(Dataset items)
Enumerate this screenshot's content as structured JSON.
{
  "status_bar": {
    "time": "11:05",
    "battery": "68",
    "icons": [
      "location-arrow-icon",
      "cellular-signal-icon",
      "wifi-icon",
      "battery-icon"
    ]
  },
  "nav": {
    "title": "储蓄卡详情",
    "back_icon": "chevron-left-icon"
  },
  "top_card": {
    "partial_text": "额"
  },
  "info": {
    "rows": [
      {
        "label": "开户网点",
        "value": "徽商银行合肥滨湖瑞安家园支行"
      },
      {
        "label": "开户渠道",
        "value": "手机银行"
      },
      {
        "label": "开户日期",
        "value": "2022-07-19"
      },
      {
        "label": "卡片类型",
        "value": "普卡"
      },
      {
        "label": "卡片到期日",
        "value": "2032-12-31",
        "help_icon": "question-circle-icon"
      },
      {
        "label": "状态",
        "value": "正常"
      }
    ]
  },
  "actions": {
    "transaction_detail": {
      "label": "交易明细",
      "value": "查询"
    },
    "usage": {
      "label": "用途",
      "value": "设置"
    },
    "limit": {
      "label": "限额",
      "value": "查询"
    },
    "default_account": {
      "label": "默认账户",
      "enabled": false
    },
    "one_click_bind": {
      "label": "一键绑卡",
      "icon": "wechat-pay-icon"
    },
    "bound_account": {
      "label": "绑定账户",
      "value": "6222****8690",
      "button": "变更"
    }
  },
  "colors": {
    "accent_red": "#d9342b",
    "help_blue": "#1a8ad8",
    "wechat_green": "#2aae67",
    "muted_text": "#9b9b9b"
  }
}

#### What is being asked
Return only the number of lines in the preceding records that contain the string "label".

#### Result of the task
12